#### Material provided

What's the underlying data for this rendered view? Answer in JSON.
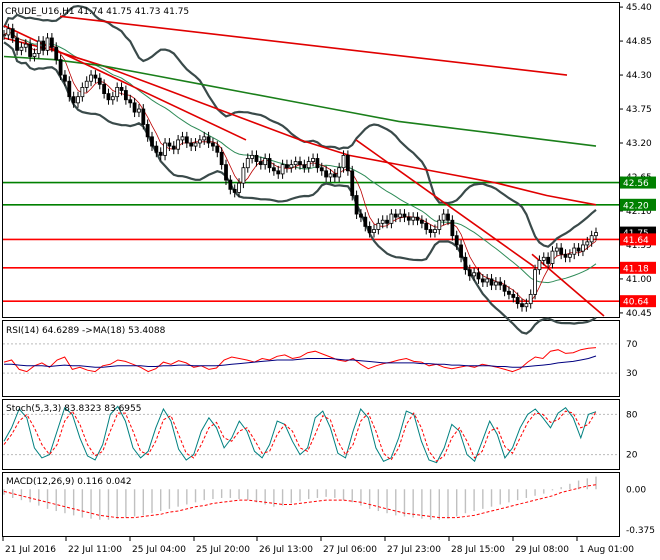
{
  "chart_data": [
    {
      "type": "line",
      "panel": "price",
      "title": "CRUDE_U16,H1 41.74 41.75 41.73 41.75",
      "symbol": "CRUDE_U16,H1",
      "ohlc": [
        "41.74",
        "41.75",
        "41.73",
        "41.75"
      ],
      "ylim": [
        40.4,
        45.45
      ],
      "y_ticks": [
        "45.40",
        "44.85",
        "44.30",
        "43.75",
        "43.20",
        "42.65",
        "42.10",
        "41.55",
        "41.00",
        "40.45"
      ],
      "x_ticks": [
        "21 Jul 2016",
        "22 Jul 11:00",
        "25 Jul 04:00",
        "25 Jul 20:00",
        "26 Jul 13:00",
        "27 Jul 06:00",
        "27 Jul 23:00",
        "28 Jul 15:00",
        "29 Jul 08:00",
        "1 Aug 01:00"
      ],
      "price_levels": [
        {
          "label": "42.56",
          "value": 42.56,
          "color": "#008000"
        },
        {
          "label": "42.20",
          "value": 42.2,
          "color": "#008000"
        },
        {
          "label": "41.75",
          "value": 41.75,
          "color": "#000000"
        },
        {
          "label": "41.64",
          "value": 41.64,
          "color": "#ff0000"
        },
        {
          "label": "41.18",
          "value": 41.18,
          "color": "#ff0000"
        },
        {
          "label": "40.64",
          "value": 40.64,
          "color": "#ff0000"
        }
      ],
      "close_series": [
        44.95,
        45.05,
        44.9,
        44.7,
        44.75,
        44.8,
        44.6,
        44.65,
        44.85,
        44.7,
        44.9,
        44.75,
        44.55,
        44.3,
        44.2,
        43.95,
        43.85,
        43.95,
        44.1,
        44.2,
        44.3,
        44.25,
        44.15,
        44.0,
        43.9,
        43.95,
        44.1,
        44.05,
        43.9,
        43.85,
        43.7,
        43.75,
        43.5,
        43.3,
        43.15,
        43.05,
        43.0,
        43.2,
        43.15,
        43.1,
        43.25,
        43.3,
        43.2,
        43.15,
        43.2,
        43.25,
        43.3,
        43.2,
        43.15,
        43.05,
        42.85,
        42.6,
        42.45,
        42.4,
        42.55,
        42.8,
        42.95,
        43.0,
        42.9,
        42.85,
        42.95,
        42.8,
        42.75,
        42.7,
        42.85,
        42.8,
        42.85,
        42.9,
        42.85,
        42.8,
        42.9,
        42.95,
        42.8,
        42.75,
        42.65,
        42.7,
        42.65,
        42.8,
        43.0,
        42.75,
        42.35,
        42.05,
        42.0,
        41.85,
        41.75,
        41.8,
        41.9,
        41.95,
        41.9,
        42.05,
        42.0,
        42.05,
        42.0,
        41.95,
        42.0,
        41.95,
        41.9,
        41.8,
        41.75,
        41.8,
        41.95,
        42.05,
        41.95,
        41.7,
        41.55,
        41.35,
        41.15,
        41.05,
        41.1,
        41.0,
        40.95,
        41.0,
        40.9,
        40.95,
        40.9,
        40.8,
        40.75,
        40.7,
        40.6,
        40.55,
        40.6,
        40.75,
        41.15,
        41.3,
        41.35,
        41.25,
        41.45,
        41.5,
        41.4,
        41.35,
        41.4,
        41.5,
        41.45,
        41.55,
        41.6,
        41.7,
        41.75
      ],
      "sma_green_series": [
        44.6,
        44.55,
        44.45,
        44.3,
        44.15,
        44.0,
        43.85,
        43.7,
        43.55,
        43.45,
        43.35,
        43.25,
        43.15
      ],
      "sma_red_series": [
        44.9,
        44.7,
        44.45,
        44.15,
        43.85,
        43.55,
        43.25,
        43.0,
        42.85,
        42.7,
        42.55,
        42.35,
        42.2
      ],
      "upper_channel_start": 45.25,
      "upper_channel_end": 44.3,
      "downtrend_lines": [
        {
          "start": 45.1,
          "end": 43.25
        },
        {
          "start": 43.25,
          "end": 41.2
        },
        {
          "start": 41.4,
          "end": 40.4
        }
      ],
      "bollinger": {
        "period": 20,
        "deviation": 2
      }
    },
    {
      "type": "line",
      "panel": "rsi",
      "title": "RSI(14) 64.6289 ->MA(18) 53.4088",
      "ylim": [
        0,
        100
      ],
      "y_ticks": [
        "70",
        "30"
      ],
      "series": [
        {
          "name": "RSI(14)",
          "color": "#ff0000",
          "values": [
            45,
            48,
            35,
            32,
            40,
            44,
            38,
            48,
            52,
            35,
            38,
            34,
            32,
            40,
            42,
            48,
            46,
            42,
            38,
            32,
            36,
            45,
            42,
            47,
            44,
            38,
            40,
            35,
            37,
            48,
            52,
            50,
            48,
            45,
            50,
            48,
            53,
            55,
            50,
            52,
            58,
            60,
            56,
            52,
            48,
            46,
            50,
            42,
            36,
            40,
            43,
            45,
            48,
            50,
            46,
            45,
            40,
            42,
            38,
            36,
            38,
            40,
            38,
            42,
            40,
            38,
            35,
            32,
            36,
            45,
            52,
            50,
            60,
            62,
            57,
            58,
            62,
            64,
            65
          ]
        },
        {
          "name": "MA(18)",
          "color": "#000080",
          "values": [
            42,
            42,
            41,
            40,
            40,
            40,
            39,
            40,
            41,
            40,
            40,
            39,
            38,
            38,
            39,
            40,
            40,
            40,
            40,
            39,
            39,
            40,
            40,
            41,
            41,
            40,
            40,
            40,
            40,
            41,
            42,
            43,
            44,
            45,
            46,
            47,
            48,
            48,
            48,
            49,
            50,
            50,
            50,
            50,
            49,
            48,
            48,
            47,
            46,
            45,
            44,
            44,
            44,
            44,
            44,
            43,
            43,
            42,
            42,
            41,
            41,
            40,
            40,
            40,
            40,
            39,
            39,
            38,
            38,
            39,
            40,
            41,
            42,
            44,
            45,
            46,
            48,
            50,
            53.4
          ]
        }
      ]
    },
    {
      "type": "line",
      "panel": "stochastic",
      "title": "Stoch(5,3,3) 83.8323 83.6955",
      "ylim": [
        0,
        100
      ],
      "y_ticks": [
        "80",
        "20"
      ],
      "series": [
        {
          "name": "%K",
          "color": "#008080",
          "values": [
            40,
            60,
            88,
            75,
            30,
            15,
            20,
            55,
            90,
            80,
            45,
            18,
            12,
            35,
            80,
            92,
            70,
            30,
            15,
            25,
            60,
            88,
            70,
            28,
            12,
            20,
            55,
            75,
            60,
            30,
            45,
            70,
            55,
            25,
            15,
            35,
            70,
            65,
            40,
            20,
            30,
            75,
            85,
            60,
            22,
            15,
            55,
            88,
            75,
            30,
            10,
            15,
            45,
            85,
            80,
            40,
            12,
            8,
            30,
            65,
            55,
            20,
            10,
            40,
            70,
            50,
            15,
            30,
            60,
            80,
            88,
            75,
            60,
            82,
            90,
            75,
            45,
            80,
            84
          ]
        },
        {
          "name": "%D",
          "color": "#ff0000",
          "values": [
            35,
            50,
            70,
            80,
            60,
            35,
            20,
            35,
            70,
            85,
            65,
            35,
            18,
            25,
            55,
            82,
            82,
            55,
            25,
            20,
            40,
            72,
            78,
            50,
            22,
            15,
            35,
            60,
            68,
            45,
            40,
            55,
            60,
            42,
            22,
            25,
            50,
            65,
            55,
            30,
            25,
            50,
            78,
            72,
            40,
            20,
            35,
            70,
            82,
            55,
            22,
            12,
            30,
            65,
            82,
            60,
            25,
            10,
            18,
            45,
            60,
            40,
            15,
            25,
            55,
            60,
            32,
            22,
            45,
            68,
            82,
            80,
            68,
            72,
            85,
            82,
            60,
            65,
            84
          ]
        }
      ]
    },
    {
      "type": "bar",
      "panel": "macd",
      "title": "MACD(12,26,9) 0.116 0.042",
      "ylim": [
        -0.42,
        0.14
      ],
      "y_ticks": [
        "0.00",
        "-0.375"
      ],
      "series": [
        {
          "name": "MACD",
          "color": "#c0c0c0",
          "values": [
            -0.05,
            -0.08,
            -0.1,
            -0.12,
            -0.15,
            -0.18,
            -0.2,
            -0.22,
            -0.24,
            -0.26,
            -0.27,
            -0.28,
            -0.28,
            -0.27,
            -0.26,
            -0.25,
            -0.24,
            -0.22,
            -0.2,
            -0.18,
            -0.16,
            -0.14,
            -0.12,
            -0.1,
            -0.09,
            -0.08,
            -0.08,
            -0.09,
            -0.1,
            -0.12,
            -0.14,
            -0.16,
            -0.15,
            -0.13,
            -0.11,
            -0.09,
            -0.08,
            -0.07,
            -0.08,
            -0.1,
            -0.12,
            -0.15,
            -0.18,
            -0.2,
            -0.22,
            -0.24,
            -0.25,
            -0.26,
            -0.27,
            -0.28,
            -0.28,
            -0.27,
            -0.25,
            -0.22,
            -0.2,
            -0.18,
            -0.16,
            -0.14,
            -0.12,
            -0.1,
            -0.08,
            -0.06,
            -0.04,
            -0.01,
            0.02,
            0.05,
            0.08,
            0.1,
            0.116
          ]
        },
        {
          "name": "Signal",
          "color": "#ff0000",
          "values": [
            -0.02,
            -0.04,
            -0.06,
            -0.08,
            -0.1,
            -0.12,
            -0.14,
            -0.16,
            -0.18,
            -0.2,
            -0.22,
            -0.24,
            -0.25,
            -0.26,
            -0.26,
            -0.26,
            -0.25,
            -0.24,
            -0.23,
            -0.21,
            -0.2,
            -0.18,
            -0.16,
            -0.15,
            -0.13,
            -0.12,
            -0.11,
            -0.1,
            -0.1,
            -0.11,
            -0.12,
            -0.13,
            -0.14,
            -0.14,
            -0.13,
            -0.12,
            -0.11,
            -0.1,
            -0.1,
            -0.1,
            -0.11,
            -0.12,
            -0.14,
            -0.16,
            -0.18,
            -0.2,
            -0.22,
            -0.23,
            -0.24,
            -0.25,
            -0.26,
            -0.26,
            -0.26,
            -0.25,
            -0.24,
            -0.22,
            -0.2,
            -0.18,
            -0.16,
            -0.14,
            -0.12,
            -0.1,
            -0.08,
            -0.06,
            -0.03,
            -0.01,
            0.01,
            0.03,
            0.042
          ]
        }
      ]
    }
  ]
}
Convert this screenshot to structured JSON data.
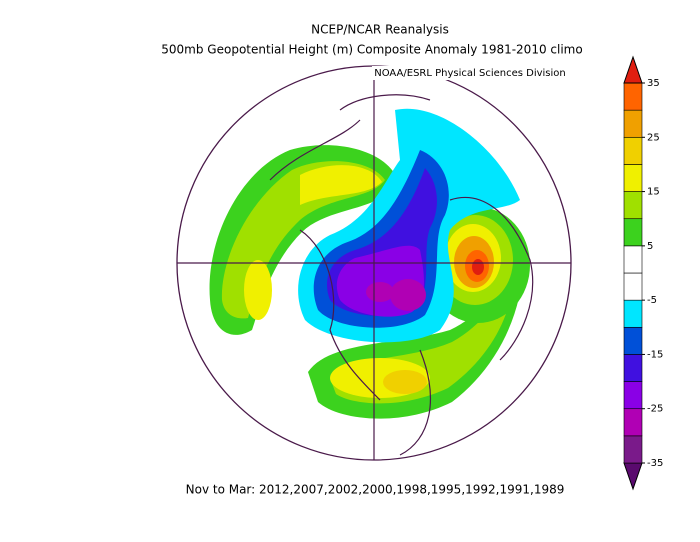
{
  "header": {
    "title": "NCEP/NCAR Reanalysis",
    "subtitle": "500mb Geopotential Height (m) Composite Anomaly 1981-2010 climo",
    "credit": "NOAA/ESRL Physical Sciences Division"
  },
  "footer": "Nov to Mar: 2012,2007,2002,2000,1998,1995,1992,1991,1989",
  "colorbar": {
    "lim": [
      -35,
      35
    ],
    "ticks": [
      35,
      25,
      15,
      5,
      -5,
      -15,
      -25,
      -35
    ],
    "colors": [
      "#5a0a6e",
      "#7a1a8a",
      "#b000b4",
      "#8a00e6",
      "#4010e0",
      "#0050d8",
      "#00e6ff",
      "#ffffff",
      "#ffffff",
      "#3cd21e",
      "#a0e000",
      "#f0f000",
      "#f0d000",
      "#f0a000",
      "#ff6400",
      "#e01e10"
    ]
  }
}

########

Short problem
Find the lines holding "this" and list every one.

Right answer
What's the underlying data for this rendered view? Answer in JSON.
Convert this screenshot to structured JSON data.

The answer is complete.